| Page extract |

********

Thursday, October 28, 2010

Chai Tea Fueled Elk Knob Summit

E and i tend to fall more in the tea drinker category then on the coffee drinker side. don't get me wrong, i love a good cup of espresso or a caramel latte. i tend to like a little coffee with my milk. but i love chai tea. chai for me green for E.
i can't tell you how many different boxes of chai tea i have in our tea cabinet but it's getting a little ridiculous. i finally decided to brew my own. i thought the first try would be undrinkable. i thought it would take me try after try after try to be successful. perhaps that is why i put it off for so long. too bad i did because i thought the first batch was pretty darn good.

i mixed cinnamon sticks with whole cloves, fresh ginger, whole peppercorns, allspice seeds, cardamom pods, and vanilla black tea. a little agave nectar and the result was a slightly sweet, spicy, smooth, and creamy chai. i think next time i'll go a bit spicier but it was not bad for the first try, not bad at all.

a tall mug of this sweet goodness was fuel for our beautiful fall hike. it was quite the haul to the top, but the view was worth it!

Chai Tea
(makes 8-10 servings)

2-inch piece fresh ginger, cut into thin rounds
2 cinnamon sticks
2 teaspoons black peppercorns
12 whole cloves
4 allspice seeds
8 cardamom pods
6 cups cold water
6 bags of vanilla black tea (I used mighty leaf)
1/3 cup agave nectar

combine all ingredients except black tea and agave in a medium saucepan over medium heat. bring to a boil and reduce to a simmer. let simmer for 10-15 minutes.  remove from heat, add tea and let steep for 10 minutes. add agave and stir until dissolved. strain and store in airtight container. 

when ready to use, pour a cup of half tea and add half milk and warm until hot. enjoy!

Sunday, October 24, 2010

Fall Comfort Food

E and i are on vacation! that's right, 10 whole days of sleeping, eating, reading, napping, snacking, drinking, hiking, napping, drinking, eating, and sleeping with some family quality time thrown in. did i mention we would be sleeping and napping? pure heaven i tell you. in fact, this is our current front porch view.

ok, maybe i should back up a little. friday am, we packed up the car and directed the car south. after 7 1/2 hours of driving, napping, eating, and stopping later we were welcomed by AJ and UG to their beautiful mountain house in NC. wait, stop! "what did you eat on the drive down?" you ask. well, we had some fall comfort food as i like to call it. i figured as we were enjoying the sights of fall and the changing colors of the trees, we could be eating some of fall's bounty as well.

hours 1-7 of driving

one of the best things about road trips is eating junk food. driving long distances gives you a good excuse to stop and eat the only thing one can find on the open road - fast food and gas station food. i am too ashamed to admit what some of my favorites are but in an effort to "get there" as E says, i packed us up some good eats so the only stopping we would be doing was for loo breaks and gas.

********

| Supplied information |
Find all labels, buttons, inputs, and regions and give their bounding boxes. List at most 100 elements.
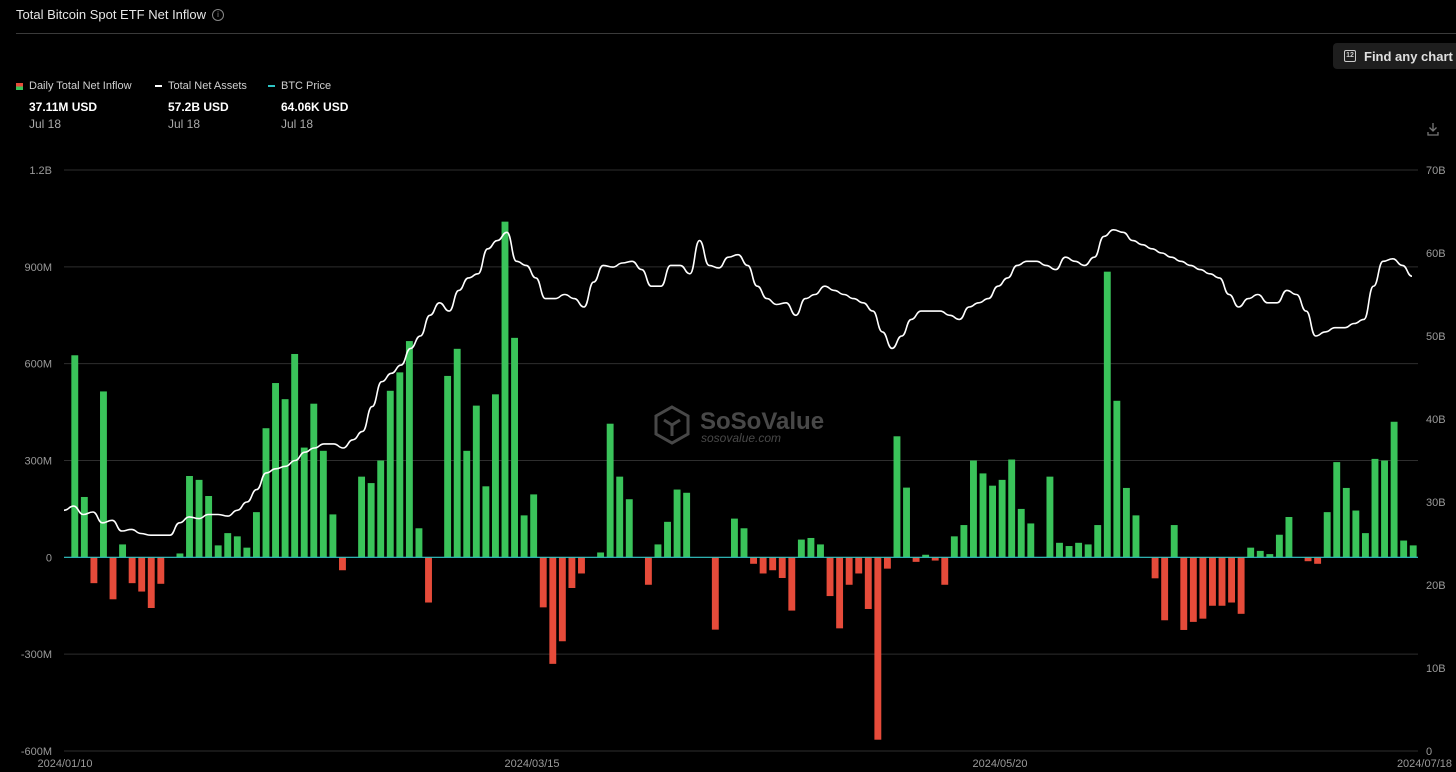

********

| Tasks |
**A)** Reproduce the portion of the blog post that begins at the words "E and i tend" and stops after the words "pretty darn good.".
**B)** State whether each statement agrees with the blog post, answering yes or no and quoting the deciding words: (i) the chai recipe makes 8-10 servings; (ii) the black tea is boiled together with the spices from the start; (iii) E prefers chai tea.

| Expected responses |
**A)**
E and i tend to fall more in the tea drinker category then on the coffee drinker side. don't get me wrong, i love a good cup of espresso or a caramel latte. i tend to like a little coffee with my milk. but i love chai tea. chai for me green for E.
i can't tell you how many different boxes of chai tea i have in our tea cabinet but it's getting a little ridiculous. i finally decided to brew my own. i thought the first try would be undrinkable. i thought it would take me try after try after try to be successful. perhaps that is why i put it off for so long. too bad i did because i thought the first batch was pretty darn good.

**B)**
(i) Yes: "(makes 8-10 servings)"
(ii) No: "combine all ingredients except black tea and agave in a medium saucepan over medium heat."
(iii) No: "chai for me green for E."